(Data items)
>>>

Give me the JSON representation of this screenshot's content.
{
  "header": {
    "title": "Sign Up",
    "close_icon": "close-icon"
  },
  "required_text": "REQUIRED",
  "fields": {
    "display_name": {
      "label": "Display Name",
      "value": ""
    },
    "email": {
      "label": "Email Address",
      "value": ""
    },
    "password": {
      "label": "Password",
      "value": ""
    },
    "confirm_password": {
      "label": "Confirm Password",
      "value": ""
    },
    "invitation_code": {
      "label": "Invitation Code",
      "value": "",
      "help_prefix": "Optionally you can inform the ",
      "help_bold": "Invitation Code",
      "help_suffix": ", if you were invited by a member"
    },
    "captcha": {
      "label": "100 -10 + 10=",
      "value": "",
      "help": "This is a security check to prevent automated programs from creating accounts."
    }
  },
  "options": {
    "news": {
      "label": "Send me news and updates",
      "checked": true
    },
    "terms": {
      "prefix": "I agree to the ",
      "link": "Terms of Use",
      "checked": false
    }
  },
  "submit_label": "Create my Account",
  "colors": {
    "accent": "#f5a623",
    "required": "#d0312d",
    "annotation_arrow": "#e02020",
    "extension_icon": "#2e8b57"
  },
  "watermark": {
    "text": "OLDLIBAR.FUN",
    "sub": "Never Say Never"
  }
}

<<<

» Instruction
What do the records say? Quote them all exactly.

» Result of the exercise
Give me the JSON representation of this screenshot's content.
{
  "header": {
    "title": "Sign Up",
    "close_icon": "close-icon"
  },
  "required_text": "REQUIRED",
  "fields": {
    "display_name": {
      "label": "Display Name",
      "value": ""
    },
    "email": {
      "label": "Email Address",
      "value": ""
    },
    "password": {
      "label": "Password",
      "value": ""
    },
    "confirm_password": {
      "label": "Confirm Password",
      "value": ""
    },
    "invitation_code": {
      "label": "Invitation Code",
      "value": "",
      "help_prefix": "Optionally you can inform the ",
      "help_bold": "Invitation Code",
      "help_suffix": ", if you were invited by a member"
    },
    "captcha": {
      "label": "100 -10 + 10=",
      "value": "",
      "help": "This is a security check to prevent automated programs from creating accounts."
    }
  },
  "options": {
    "news": {
      "label": "Send me news and updates",
      "checked": true
    },
    "terms": {
      "prefix": "I agree to the ",
      "link": "Terms of Use",
      "checked": false
    }
  },
  "submit_label": "Create my Account",
  "colors": {
    "accent": "#f5a623",
    "required": "#d0312d",
    "annotation_arrow": "#e02020",
    "extension_icon": "#2e8b57"
  },
  "watermark": {
    "text": "OLDLIBAR.FUN",
    "sub": "Never Say Never"
  }
}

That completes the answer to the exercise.